GIVEN REQUEST
Output, please, every line from the line that holds "Type out the text in this image." to the end, exactly as written.

INPUT

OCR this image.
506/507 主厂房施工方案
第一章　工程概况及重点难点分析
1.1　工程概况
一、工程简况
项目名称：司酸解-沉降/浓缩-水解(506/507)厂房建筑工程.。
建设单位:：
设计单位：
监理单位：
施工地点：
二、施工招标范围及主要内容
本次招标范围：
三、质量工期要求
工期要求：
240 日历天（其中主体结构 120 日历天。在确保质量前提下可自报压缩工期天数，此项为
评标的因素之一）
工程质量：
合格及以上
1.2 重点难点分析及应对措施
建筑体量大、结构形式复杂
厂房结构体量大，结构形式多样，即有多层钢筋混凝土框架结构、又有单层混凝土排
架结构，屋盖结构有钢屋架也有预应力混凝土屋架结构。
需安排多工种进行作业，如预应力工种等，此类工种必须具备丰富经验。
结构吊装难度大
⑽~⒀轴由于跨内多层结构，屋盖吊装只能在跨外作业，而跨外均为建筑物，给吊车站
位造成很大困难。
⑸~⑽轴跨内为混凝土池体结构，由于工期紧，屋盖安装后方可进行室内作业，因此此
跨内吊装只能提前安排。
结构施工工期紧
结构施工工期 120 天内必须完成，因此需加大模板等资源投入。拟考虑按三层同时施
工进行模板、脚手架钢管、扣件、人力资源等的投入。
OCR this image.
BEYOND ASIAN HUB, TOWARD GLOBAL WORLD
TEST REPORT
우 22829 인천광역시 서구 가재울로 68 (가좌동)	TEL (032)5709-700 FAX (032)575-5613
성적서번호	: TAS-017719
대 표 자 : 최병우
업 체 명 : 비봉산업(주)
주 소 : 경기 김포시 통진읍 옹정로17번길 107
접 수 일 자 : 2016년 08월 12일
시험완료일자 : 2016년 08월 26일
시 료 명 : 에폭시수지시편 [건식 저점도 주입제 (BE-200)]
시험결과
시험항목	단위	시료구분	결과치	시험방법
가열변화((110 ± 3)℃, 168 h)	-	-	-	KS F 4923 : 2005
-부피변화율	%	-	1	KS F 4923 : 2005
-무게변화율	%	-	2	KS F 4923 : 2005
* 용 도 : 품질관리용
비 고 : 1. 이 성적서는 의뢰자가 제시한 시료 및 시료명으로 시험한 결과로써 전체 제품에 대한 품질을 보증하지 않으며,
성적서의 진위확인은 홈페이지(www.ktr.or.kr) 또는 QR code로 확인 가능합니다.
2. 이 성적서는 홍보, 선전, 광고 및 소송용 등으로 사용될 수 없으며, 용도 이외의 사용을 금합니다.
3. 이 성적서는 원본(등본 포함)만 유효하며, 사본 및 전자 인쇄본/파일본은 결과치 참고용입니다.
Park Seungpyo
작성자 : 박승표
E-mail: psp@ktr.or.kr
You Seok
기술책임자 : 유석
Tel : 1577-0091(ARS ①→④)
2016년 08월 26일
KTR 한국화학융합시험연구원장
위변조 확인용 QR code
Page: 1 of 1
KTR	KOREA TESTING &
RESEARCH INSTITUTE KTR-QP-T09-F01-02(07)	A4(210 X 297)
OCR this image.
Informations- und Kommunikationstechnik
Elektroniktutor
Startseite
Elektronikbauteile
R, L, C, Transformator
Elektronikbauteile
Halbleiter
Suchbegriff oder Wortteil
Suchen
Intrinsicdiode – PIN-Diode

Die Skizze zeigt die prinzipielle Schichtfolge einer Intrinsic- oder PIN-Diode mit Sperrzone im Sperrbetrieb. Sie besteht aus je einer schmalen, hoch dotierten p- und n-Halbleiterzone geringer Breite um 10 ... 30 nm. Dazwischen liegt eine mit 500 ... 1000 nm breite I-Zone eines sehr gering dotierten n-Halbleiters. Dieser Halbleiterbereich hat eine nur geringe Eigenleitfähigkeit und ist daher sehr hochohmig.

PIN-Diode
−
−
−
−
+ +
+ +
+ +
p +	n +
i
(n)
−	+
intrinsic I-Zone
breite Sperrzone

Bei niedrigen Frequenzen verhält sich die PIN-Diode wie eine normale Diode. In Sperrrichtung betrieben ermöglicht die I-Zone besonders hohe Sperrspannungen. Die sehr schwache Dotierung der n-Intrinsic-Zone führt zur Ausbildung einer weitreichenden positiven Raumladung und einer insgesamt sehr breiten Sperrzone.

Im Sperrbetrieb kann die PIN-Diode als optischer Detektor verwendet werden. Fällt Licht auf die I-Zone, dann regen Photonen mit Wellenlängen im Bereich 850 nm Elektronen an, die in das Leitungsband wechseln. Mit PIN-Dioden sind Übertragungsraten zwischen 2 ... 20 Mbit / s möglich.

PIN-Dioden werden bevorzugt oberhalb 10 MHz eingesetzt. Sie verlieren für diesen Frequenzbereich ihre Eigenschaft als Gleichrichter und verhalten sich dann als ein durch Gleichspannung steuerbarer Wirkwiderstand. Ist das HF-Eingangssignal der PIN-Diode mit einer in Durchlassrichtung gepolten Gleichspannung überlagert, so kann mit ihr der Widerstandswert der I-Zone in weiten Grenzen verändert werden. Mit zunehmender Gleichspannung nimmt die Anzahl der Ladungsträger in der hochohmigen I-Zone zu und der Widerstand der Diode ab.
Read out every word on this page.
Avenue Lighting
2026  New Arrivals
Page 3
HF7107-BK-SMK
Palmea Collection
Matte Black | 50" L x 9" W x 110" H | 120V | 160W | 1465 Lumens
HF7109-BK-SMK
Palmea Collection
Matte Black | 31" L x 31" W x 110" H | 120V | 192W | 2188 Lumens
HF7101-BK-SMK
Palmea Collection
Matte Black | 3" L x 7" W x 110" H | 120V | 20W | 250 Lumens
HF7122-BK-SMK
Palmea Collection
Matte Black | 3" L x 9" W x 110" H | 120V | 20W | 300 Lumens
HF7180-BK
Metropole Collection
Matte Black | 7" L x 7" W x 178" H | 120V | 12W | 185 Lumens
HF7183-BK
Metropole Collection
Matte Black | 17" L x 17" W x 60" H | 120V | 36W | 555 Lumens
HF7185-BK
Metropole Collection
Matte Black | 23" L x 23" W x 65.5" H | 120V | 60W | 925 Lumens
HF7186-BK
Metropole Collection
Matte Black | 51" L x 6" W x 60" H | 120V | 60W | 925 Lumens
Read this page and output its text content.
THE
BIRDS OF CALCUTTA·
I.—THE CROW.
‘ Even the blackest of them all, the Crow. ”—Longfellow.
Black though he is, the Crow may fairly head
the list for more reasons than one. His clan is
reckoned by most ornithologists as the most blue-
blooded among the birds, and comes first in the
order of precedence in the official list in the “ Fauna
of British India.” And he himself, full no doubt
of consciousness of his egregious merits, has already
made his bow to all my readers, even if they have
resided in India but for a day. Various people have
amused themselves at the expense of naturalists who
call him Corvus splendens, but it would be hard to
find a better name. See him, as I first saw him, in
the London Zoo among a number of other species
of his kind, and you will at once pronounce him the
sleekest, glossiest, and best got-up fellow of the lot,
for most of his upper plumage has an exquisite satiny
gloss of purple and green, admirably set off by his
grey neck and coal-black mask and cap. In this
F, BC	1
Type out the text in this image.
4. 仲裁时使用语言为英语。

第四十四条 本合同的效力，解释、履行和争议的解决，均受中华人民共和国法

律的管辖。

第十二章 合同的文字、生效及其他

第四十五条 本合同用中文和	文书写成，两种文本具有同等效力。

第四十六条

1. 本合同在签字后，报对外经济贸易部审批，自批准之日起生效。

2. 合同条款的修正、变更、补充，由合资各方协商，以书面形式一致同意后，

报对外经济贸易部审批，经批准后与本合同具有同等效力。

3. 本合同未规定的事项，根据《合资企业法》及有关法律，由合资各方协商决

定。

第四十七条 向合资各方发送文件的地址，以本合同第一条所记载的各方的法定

EXERCISE ANSWER
Type out the text in this image.
4. 仲裁时使用语言为英语。

第四十四条 本合同的效力，解释、履行和争议的解决，均受中华人民共和国法

律的管辖。

第十二章 合同的文字、生效及其他

第四十五条 本合同用中文和	文书写成，两种文本具有同等效力。

第四十六条

1. 本合同在签字后，报对外经济贸易部审批，自批准之日起生效。

2. 合同条款的修正、变更、补充，由合资各方协商，以书面形式一致同意后，

报对外经济贸易部审批，经批准后与本合同具有同等效力。

3. 本合同未规定的事项，根据《合资企业法》及有关法律，由合资各方协商决

定。

第四十七条 向合资各方发送文件的地址，以本合同第一条所记载的各方的法定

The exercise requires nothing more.